From the listing below, pull each line that includes "upon".
[START OF RECORDS FOR PROCESSING]
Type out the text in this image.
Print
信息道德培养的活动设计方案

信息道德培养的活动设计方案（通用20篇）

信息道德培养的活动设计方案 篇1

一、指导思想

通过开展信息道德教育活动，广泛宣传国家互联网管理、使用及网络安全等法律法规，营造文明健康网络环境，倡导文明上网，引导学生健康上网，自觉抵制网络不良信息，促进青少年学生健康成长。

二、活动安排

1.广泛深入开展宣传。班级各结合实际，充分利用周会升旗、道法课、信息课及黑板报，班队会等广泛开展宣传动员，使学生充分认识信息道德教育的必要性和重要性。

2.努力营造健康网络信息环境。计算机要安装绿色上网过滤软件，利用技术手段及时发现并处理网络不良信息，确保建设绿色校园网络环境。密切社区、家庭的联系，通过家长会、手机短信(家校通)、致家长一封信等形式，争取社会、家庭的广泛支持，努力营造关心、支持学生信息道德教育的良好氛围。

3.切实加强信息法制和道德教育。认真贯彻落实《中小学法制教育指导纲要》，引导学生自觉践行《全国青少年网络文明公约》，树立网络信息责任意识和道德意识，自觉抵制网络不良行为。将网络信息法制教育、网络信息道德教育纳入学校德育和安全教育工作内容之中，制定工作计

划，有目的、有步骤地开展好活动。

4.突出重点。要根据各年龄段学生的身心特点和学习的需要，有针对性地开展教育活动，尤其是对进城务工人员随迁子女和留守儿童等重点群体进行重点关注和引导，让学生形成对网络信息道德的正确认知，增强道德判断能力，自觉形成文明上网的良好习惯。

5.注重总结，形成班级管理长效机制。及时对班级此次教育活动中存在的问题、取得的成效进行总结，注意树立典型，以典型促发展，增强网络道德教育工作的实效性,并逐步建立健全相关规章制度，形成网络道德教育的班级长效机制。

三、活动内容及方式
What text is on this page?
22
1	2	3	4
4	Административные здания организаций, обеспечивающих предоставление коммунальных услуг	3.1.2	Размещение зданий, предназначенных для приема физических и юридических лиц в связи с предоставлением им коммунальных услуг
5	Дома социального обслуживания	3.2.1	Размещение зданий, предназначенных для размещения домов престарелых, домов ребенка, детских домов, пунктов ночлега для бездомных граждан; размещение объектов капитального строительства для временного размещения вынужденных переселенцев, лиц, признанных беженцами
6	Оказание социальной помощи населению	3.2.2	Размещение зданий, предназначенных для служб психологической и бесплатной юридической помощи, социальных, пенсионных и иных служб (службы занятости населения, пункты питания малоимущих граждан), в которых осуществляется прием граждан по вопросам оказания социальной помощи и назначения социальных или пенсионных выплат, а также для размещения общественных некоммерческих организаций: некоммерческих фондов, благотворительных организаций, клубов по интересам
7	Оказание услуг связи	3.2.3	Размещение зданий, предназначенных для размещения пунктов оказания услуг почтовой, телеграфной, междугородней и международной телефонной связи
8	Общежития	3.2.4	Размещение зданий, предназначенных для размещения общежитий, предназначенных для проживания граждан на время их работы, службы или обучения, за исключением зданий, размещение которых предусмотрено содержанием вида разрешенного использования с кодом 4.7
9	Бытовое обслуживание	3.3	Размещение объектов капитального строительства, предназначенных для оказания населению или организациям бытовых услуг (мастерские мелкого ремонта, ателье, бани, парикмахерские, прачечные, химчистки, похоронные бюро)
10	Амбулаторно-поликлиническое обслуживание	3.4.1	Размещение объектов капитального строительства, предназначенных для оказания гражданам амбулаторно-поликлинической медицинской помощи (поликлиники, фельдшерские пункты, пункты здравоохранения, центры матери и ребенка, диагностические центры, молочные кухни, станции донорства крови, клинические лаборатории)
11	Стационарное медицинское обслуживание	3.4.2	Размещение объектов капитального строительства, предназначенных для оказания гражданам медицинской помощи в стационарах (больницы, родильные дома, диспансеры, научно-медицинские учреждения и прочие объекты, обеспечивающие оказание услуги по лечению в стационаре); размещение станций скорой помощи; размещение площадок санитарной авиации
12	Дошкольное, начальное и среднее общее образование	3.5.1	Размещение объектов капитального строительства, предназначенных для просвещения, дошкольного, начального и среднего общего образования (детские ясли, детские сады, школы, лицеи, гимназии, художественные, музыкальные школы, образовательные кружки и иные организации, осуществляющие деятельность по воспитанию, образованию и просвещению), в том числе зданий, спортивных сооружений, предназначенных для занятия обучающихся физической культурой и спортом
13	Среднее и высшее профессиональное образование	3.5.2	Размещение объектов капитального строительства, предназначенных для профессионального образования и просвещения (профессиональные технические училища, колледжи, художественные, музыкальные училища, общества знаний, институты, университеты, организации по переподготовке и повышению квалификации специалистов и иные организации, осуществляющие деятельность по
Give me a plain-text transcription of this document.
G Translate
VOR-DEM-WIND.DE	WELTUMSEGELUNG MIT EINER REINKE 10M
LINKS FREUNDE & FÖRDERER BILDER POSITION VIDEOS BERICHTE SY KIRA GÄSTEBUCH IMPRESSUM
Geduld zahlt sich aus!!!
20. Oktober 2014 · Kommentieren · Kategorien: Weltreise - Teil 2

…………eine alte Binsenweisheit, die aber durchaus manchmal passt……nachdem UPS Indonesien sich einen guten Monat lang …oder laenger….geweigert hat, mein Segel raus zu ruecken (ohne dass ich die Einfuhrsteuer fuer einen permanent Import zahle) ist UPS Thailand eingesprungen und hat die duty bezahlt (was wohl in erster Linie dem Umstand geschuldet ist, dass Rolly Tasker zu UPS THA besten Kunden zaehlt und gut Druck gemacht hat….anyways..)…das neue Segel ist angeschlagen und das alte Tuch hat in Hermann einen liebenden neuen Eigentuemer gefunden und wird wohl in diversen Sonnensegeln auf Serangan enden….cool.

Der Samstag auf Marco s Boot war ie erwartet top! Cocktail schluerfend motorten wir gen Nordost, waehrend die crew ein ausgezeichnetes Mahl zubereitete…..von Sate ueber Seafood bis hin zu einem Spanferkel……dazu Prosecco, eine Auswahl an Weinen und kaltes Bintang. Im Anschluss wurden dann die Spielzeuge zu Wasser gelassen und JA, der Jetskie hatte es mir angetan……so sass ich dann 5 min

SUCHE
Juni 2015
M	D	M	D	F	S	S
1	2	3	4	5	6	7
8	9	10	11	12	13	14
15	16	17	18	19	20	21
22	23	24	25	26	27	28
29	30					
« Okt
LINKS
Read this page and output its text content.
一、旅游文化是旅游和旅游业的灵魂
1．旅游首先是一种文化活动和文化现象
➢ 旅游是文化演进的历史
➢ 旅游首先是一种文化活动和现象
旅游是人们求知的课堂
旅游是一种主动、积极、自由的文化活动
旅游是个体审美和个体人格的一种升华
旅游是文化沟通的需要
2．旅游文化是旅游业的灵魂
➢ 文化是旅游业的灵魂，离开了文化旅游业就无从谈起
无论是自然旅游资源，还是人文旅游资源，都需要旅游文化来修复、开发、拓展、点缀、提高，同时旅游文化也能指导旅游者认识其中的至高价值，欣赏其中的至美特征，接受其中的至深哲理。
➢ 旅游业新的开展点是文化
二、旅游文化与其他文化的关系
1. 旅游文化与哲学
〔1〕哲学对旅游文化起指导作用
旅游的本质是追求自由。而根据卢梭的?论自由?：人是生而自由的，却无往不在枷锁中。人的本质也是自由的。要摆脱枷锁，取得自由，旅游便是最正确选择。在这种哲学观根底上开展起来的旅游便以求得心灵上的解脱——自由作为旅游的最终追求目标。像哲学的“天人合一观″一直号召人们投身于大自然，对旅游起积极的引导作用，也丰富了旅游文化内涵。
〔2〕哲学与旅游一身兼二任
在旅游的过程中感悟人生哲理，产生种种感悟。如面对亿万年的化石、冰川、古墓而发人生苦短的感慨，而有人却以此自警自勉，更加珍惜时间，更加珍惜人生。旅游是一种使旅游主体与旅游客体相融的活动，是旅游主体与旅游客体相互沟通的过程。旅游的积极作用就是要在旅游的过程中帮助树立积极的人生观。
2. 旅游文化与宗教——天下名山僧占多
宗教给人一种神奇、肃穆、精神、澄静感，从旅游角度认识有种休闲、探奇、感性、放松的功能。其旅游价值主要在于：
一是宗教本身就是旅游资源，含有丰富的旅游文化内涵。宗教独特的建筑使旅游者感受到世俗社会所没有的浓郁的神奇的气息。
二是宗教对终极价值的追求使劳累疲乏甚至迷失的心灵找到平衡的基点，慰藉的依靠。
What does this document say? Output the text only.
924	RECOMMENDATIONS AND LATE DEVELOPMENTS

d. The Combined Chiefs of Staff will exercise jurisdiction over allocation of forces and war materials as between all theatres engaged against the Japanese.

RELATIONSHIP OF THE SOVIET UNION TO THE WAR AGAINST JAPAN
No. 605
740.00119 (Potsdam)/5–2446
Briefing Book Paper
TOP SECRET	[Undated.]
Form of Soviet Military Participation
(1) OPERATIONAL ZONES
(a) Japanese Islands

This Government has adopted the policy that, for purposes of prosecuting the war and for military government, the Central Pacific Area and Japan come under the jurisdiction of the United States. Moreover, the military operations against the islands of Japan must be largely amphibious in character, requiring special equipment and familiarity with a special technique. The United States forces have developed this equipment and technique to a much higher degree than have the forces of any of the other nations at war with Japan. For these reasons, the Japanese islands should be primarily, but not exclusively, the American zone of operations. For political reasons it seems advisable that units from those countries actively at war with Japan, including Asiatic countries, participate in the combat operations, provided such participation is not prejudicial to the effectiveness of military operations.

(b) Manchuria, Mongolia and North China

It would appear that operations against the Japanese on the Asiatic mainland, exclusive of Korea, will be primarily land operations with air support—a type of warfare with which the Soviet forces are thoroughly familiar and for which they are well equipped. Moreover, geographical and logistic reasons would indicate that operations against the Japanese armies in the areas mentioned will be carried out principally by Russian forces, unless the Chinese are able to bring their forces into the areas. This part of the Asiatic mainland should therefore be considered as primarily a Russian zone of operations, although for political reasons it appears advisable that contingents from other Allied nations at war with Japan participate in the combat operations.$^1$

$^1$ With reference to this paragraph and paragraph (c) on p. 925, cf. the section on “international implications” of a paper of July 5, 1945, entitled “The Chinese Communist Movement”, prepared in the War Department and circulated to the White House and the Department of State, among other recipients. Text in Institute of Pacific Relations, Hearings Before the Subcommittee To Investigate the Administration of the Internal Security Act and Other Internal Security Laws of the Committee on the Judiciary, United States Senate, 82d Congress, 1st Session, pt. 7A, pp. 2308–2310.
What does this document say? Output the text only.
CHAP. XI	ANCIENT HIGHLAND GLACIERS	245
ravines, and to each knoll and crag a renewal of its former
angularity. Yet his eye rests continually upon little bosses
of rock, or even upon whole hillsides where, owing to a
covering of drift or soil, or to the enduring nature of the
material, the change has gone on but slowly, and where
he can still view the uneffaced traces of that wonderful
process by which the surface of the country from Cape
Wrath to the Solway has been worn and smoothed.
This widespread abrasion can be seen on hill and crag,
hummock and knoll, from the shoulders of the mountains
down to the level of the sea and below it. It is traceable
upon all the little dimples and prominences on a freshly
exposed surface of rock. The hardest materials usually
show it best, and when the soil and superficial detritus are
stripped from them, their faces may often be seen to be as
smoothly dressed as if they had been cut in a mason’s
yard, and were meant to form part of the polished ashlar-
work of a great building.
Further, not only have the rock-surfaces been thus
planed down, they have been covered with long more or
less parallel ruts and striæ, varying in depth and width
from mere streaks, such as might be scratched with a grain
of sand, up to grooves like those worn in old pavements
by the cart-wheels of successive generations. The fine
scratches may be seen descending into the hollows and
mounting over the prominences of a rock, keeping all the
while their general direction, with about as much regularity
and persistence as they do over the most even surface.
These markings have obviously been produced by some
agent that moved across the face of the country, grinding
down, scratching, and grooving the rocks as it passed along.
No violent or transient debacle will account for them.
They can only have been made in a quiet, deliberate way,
[END OF RECORDS FOR PROCESSING]
• OUTPUT FOR THIS EXERCISE
angularity. Yet his eye rests continually upon little bosses
of rock, or even upon whole hillsides where, owing to a
upon all the little dimples and prominences on a freshly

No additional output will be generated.